# Wing Chun at home



## Tnavarro (Jul 28, 2004)

Hi there,

There are no gimns near my home, and i want to start in wing chin do you some site/books/videos that can help starting training at home. Some place that shows pics of the sil lim tao forms and the other stages...

And who knows were to find the plans/schem to make a wooden dummy?

Is true that the real wooden dummy must have the arms in the same horizontal line?

Thanks for your time,
Tiago


----------



## Katsu Jin Ken (Jul 28, 2004)

First off, you have to have an instructure.  Dont try and learn at home, you'll just end up forming bad habits, and you could actually set yourself back if/when you get into a WC school.  That being said, here are some plans for making a mook jong out of PVC pipe.  Not indestructable but it holds up pretty well for the most part.



This is going to be simple and to the point. Questions? 
Tools Needed: 
*Power drill 
*Speedbore 2000 1 1/4" 
*Tape measure 
*Sharpie marker 
*razor 
Materials: 
(1)*5 foot length of PVC pipe with a diameter of 4" or 6" (hell, even 8" if you can find it.) 
(1)*10 foot by 1 inch diameter length of PVC piping 
(3)*3/4 inch by 24" steel pipe 
(3)*3/4 inch pipe caps 
(1)*Epoxy 
(1)*Masking tape (Or if you want to be traditional, duct tape) 
Construction: 
First, you need to get some cardboard. Put it on top of your big piece of pvc piping and trace a circle around the diameter of the piping onto the cardboard. Cut out the circle then use masking tape to tape it on top of the big piece of PVC piping.

_Supplied material:_
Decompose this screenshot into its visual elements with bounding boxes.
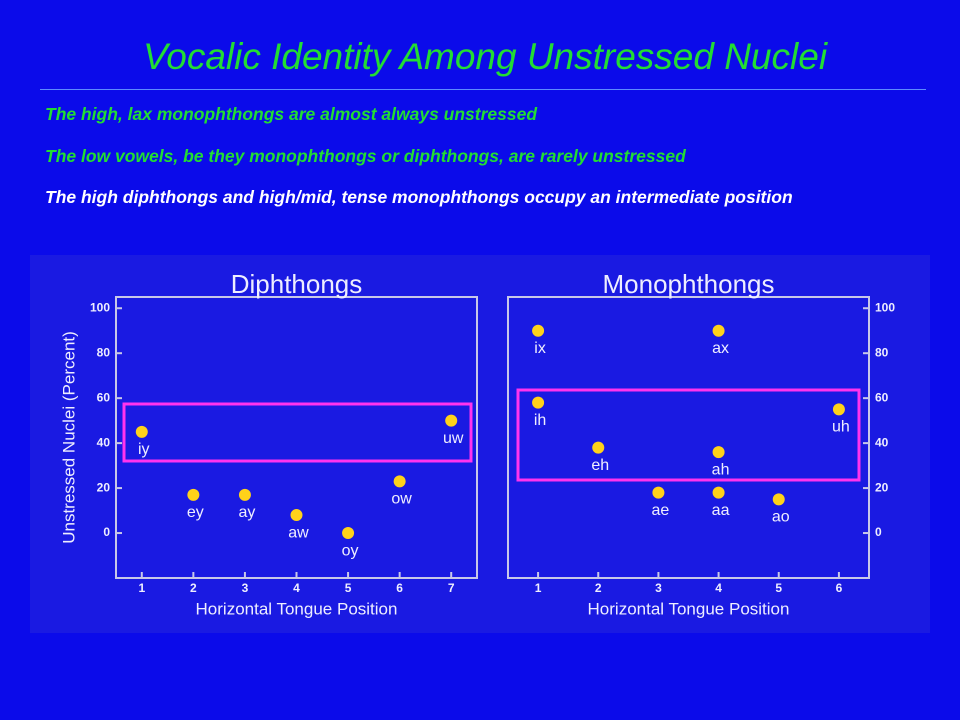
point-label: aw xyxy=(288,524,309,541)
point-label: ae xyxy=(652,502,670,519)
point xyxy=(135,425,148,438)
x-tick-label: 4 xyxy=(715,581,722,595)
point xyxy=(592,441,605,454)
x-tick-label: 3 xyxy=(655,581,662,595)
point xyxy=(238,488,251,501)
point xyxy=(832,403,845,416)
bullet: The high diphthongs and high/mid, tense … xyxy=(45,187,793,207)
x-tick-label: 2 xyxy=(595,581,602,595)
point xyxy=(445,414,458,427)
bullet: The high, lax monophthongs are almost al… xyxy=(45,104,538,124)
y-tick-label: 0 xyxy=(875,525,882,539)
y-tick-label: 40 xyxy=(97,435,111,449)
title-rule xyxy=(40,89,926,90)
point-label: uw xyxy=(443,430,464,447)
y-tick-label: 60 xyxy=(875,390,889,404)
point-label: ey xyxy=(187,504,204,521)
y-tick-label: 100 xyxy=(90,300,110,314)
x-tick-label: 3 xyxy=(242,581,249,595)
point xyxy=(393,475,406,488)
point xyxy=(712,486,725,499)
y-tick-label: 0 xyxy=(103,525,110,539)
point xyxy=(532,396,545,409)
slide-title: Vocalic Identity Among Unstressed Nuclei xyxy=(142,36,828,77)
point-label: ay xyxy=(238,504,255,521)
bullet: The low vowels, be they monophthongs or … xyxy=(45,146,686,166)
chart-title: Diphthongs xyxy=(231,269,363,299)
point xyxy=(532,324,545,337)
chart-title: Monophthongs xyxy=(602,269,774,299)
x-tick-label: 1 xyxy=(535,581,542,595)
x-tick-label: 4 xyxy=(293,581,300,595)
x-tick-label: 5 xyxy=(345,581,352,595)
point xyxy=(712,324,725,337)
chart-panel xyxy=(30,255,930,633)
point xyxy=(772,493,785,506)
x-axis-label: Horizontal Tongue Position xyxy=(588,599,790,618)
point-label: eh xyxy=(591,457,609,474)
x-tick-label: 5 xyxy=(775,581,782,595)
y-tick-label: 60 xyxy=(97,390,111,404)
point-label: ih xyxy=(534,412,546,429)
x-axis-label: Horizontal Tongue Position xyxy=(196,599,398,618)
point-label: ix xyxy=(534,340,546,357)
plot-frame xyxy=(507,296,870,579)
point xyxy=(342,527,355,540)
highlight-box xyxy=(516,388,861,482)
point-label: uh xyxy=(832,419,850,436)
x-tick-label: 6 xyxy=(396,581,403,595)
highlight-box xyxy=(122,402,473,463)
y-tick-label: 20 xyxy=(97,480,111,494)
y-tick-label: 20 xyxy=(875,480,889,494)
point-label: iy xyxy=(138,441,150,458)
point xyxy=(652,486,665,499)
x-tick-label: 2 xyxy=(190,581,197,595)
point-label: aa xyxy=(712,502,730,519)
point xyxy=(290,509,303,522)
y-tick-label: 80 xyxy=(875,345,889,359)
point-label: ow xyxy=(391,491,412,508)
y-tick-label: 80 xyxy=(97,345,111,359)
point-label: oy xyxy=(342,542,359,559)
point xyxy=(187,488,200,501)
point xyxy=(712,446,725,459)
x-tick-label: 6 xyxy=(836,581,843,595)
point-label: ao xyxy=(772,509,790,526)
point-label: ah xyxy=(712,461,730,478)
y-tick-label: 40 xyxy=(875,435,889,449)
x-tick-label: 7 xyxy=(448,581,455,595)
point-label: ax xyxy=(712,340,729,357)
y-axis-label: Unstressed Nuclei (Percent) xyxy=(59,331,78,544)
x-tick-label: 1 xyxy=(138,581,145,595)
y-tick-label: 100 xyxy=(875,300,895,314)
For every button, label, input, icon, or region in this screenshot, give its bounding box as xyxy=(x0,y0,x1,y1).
...
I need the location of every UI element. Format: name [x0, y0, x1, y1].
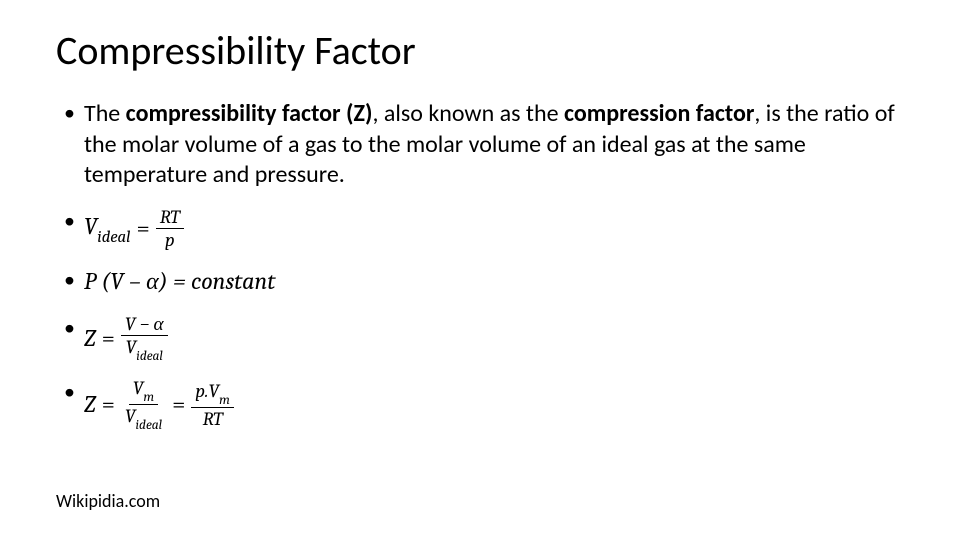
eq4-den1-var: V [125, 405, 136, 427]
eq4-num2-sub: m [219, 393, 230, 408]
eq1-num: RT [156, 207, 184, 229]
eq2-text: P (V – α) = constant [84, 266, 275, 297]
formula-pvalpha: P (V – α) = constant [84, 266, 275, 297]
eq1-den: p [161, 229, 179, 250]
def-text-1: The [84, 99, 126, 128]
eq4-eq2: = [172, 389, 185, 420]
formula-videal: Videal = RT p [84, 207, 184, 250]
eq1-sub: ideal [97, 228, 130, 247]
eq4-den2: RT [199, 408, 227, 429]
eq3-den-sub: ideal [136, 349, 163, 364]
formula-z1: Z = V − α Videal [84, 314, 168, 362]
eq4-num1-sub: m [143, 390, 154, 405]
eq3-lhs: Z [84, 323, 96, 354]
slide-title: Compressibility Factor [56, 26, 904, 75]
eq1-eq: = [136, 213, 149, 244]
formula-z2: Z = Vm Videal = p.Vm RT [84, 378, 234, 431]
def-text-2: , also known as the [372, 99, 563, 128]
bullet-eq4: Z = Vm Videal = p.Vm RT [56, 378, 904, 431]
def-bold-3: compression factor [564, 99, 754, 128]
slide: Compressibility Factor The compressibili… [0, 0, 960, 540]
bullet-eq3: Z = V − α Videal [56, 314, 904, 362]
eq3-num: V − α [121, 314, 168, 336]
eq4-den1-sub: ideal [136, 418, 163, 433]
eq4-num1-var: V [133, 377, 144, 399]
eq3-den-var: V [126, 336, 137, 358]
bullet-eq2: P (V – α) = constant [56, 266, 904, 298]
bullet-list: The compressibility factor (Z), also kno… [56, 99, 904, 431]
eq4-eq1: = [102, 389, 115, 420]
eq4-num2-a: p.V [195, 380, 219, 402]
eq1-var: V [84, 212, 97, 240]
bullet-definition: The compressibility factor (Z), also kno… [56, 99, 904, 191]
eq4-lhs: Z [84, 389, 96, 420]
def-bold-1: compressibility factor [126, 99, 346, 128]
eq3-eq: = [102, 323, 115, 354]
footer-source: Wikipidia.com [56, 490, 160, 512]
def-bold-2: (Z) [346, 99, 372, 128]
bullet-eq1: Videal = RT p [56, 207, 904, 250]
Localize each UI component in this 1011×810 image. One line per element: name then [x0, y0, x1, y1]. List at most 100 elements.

_Problem details:_ Copy the Wing Chun forum thread above word for word, from its title through the final line.

_Finished exercise:_
# Wing Chun at home



## Tnavarro (Jul 28, 2004)

Hi there,

There are no gimns near my home, and i want to start in wing chin do you some site/books/videos that can help starting training at home. Some place that shows pics of the sil lim tao forms and the other stages...

And who knows were to find the plans/schem to make a wooden dummy?

Is true that the real wooden dummy must have the arms in the same horizontal line?

Thanks for your time,
Tiago


----------



## Katsu Jin Ken (Jul 28, 2004)

First off, you have to have an instructure.  Dont try and learn at home, you'll just end up forming bad habits, and you could actually set yourself back if/when you get into a WC school.  That being said, here are some plans for making a mook jong out of PVC pipe.  Not indestructable but it holds up pretty well for the most part.



This is going to be simple and to the point. Questions? 
Tools Needed: 
*Power drill 
*Speedbore 2000 1 1/4" 
*Tape measure 
*Sharpie marker 
*razor 
Materials: 
(1)*5 foot length of PVC pipe with a diameter of 4" or 6" (hell, even 8" if you can find it.) 
(1)*10 foot by 1 inch diameter length of PVC piping 
(3)*3/4 inch by 24" steel pipe 
(3)*3/4 inch pipe caps 
(1)*Epoxy 
(1)*Masking tape (Or if you want to be traditional, duct tape) 
Construction: 
First, you need to get some cardboard. Put it on top of your big piece of pvc piping and trace a circle around the diameter of the piping onto the cardboard. Cut out the circle then use masking tape to tape it on top of the big piece of PVC piping.